───── Trecho ─────

Conflito de Atribuições – Cível

 

Protocolado nº 0110988/14

Suscitante: 5º Promotor de Justiça do Patrimônio Público e Social da Capital

Suscitado: 5º Promotor de Justiça de Habitação e Urbanismo da Capital

 

Ementa:

1.   Conflito negativo de atribuições. Suscitante: 5º Promotor de Justiça do Patrimônio Público e Social da Capital.  Suscitado: 5º Promotor de Justiça de Habitação e Urbanismo da Capital.

2.   Pretensão no sentido de que se exija da Administração Pública observância rigorosa aos princípios da legalidade, impessoalidade, moralidade, publicidade e eficiência, a fim de se viabilizar o imprescindível controle. Na hipótese sob análise, prepondera a questão do Patrimônio Público e Social.

3.   Conflito conhecido e dirimido, cabendo ao suscitante, 5º Promotor de Justiça do Patrimônio Público e Social da Capital, prosseguir na investigação.

 

1) Relatório

 

Trata-se de conflito negativo de atribuições, figurando como suscitante o 5º Promotor de Justiça do Patrimônio Público e Social da Capital e como suscitado o 5º Promotor de Justiça de Habitação e Urbanismo da Capital.

O DD. 5º Promotor de Justiça de Habitação e Urbanismo da Capital ofertou representação ao Excelentíssimo Promotor de Justiça Secretário Executivo da Promotoria de Justiça do Patrimônio Público e Social, na qual pede providências (instauração de inquérito civil ou propositura de ação civil pública), relacionadas à publicidade do catálogo de inscritos nos programas municipais habitacionais.

Segundo o autor da representação, “curial a necessidade de se garantir a transparência de tais informações pelo dever de publicizar as informações do cadastro para controle social e dos órgãos de fiscalização da Administração Pública municipal: Ministério Público, Tribunal de Contas, Controladoria da Administração e outros” (fl. 22).

Acrescenta: “É absolutamente inaceitável que no âmbito do Estado Democrático de Direito onde se exija da Administração Pública observância rigorosa aos princípios da legalidade, impessoalidade, moralidade, publicidade e eficiência não se dê notícia ao povo, aos interessados e aos demais órgãos incumbidos constitucionalmente de tutela dos interesses sociais indisponíveis e de controle da própria Administração Pública do cadastro de inscritos aos programas de habitação popular” (fls. 23/24).

O autor da representação, portanto, vislumbra a necessidade de providências que possam garantir a fiscalização da observância de inúmeros princípios aplicáveis à Administração Pública, dentre eles: legalidade, impessoalidade, moralidade, publicidade e eficiência.

Essa a razão principal do encaminhamento da representação.

─────

- _Requisitos_:
A. Segundo o texto sobre o conflito de atribuições, quem figura como suscitante?
B. Transcreva, do texto sobre o conflito de atribuições, o trecho de "Trata-se de conflito" até "o 5º Promotor de Justiça de Habitação e Urbanismo da Capital.".
As linhas não têm nenhum papel nesta atividade.

───── Entradas exibidas ─────

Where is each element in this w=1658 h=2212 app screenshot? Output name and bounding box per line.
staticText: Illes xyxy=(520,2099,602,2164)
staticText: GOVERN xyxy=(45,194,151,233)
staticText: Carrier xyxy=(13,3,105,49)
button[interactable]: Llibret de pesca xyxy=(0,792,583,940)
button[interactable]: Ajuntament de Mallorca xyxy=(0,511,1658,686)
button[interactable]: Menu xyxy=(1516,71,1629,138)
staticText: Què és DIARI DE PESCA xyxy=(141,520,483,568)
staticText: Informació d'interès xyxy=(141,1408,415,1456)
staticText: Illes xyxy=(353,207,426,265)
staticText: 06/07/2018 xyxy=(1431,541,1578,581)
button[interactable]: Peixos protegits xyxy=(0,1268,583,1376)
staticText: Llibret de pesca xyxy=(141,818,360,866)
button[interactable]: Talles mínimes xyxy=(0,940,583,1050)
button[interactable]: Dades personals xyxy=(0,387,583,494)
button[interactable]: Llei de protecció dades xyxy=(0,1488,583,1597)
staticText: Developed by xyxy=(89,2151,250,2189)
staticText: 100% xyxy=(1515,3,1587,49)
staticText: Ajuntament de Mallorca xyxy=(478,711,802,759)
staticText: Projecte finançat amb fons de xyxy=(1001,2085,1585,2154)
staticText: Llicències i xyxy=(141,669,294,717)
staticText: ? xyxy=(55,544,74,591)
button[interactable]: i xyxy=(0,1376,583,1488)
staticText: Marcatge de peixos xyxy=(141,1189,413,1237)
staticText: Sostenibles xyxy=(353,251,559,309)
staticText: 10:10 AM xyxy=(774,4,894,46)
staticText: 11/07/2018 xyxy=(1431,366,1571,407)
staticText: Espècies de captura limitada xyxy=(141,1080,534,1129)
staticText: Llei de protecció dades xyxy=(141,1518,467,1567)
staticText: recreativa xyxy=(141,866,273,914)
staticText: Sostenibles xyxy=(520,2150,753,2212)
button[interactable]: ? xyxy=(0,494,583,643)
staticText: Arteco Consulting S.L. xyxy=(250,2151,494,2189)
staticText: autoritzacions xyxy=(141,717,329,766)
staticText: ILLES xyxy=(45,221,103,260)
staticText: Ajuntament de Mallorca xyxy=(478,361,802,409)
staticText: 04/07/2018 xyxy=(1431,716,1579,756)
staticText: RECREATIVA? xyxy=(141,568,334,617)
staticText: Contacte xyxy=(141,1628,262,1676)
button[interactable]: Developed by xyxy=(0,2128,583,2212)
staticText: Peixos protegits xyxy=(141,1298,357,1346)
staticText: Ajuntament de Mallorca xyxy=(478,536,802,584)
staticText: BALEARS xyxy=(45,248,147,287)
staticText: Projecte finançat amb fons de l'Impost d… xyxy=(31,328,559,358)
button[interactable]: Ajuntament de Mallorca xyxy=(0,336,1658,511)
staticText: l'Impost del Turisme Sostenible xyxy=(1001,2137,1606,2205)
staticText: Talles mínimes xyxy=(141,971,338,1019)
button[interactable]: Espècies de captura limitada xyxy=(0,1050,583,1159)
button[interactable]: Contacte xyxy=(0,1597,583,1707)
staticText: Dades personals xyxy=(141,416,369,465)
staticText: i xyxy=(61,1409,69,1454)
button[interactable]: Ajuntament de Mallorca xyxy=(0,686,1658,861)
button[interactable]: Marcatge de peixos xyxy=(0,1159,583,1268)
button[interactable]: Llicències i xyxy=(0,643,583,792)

─────

- _Respostas por tarefa_:
A. O 5º Promotor de Justiça do Patrimônio Público e Social da Capital.

B.
Trata-se de conflito negativo de atribuições, figurando como suscitante o 5º Promotor de Justiça do Patrimônio Público e Social da Capital e como suscitado o 5º Promotor de Justiça de Habitação e Urbanismo da Capital.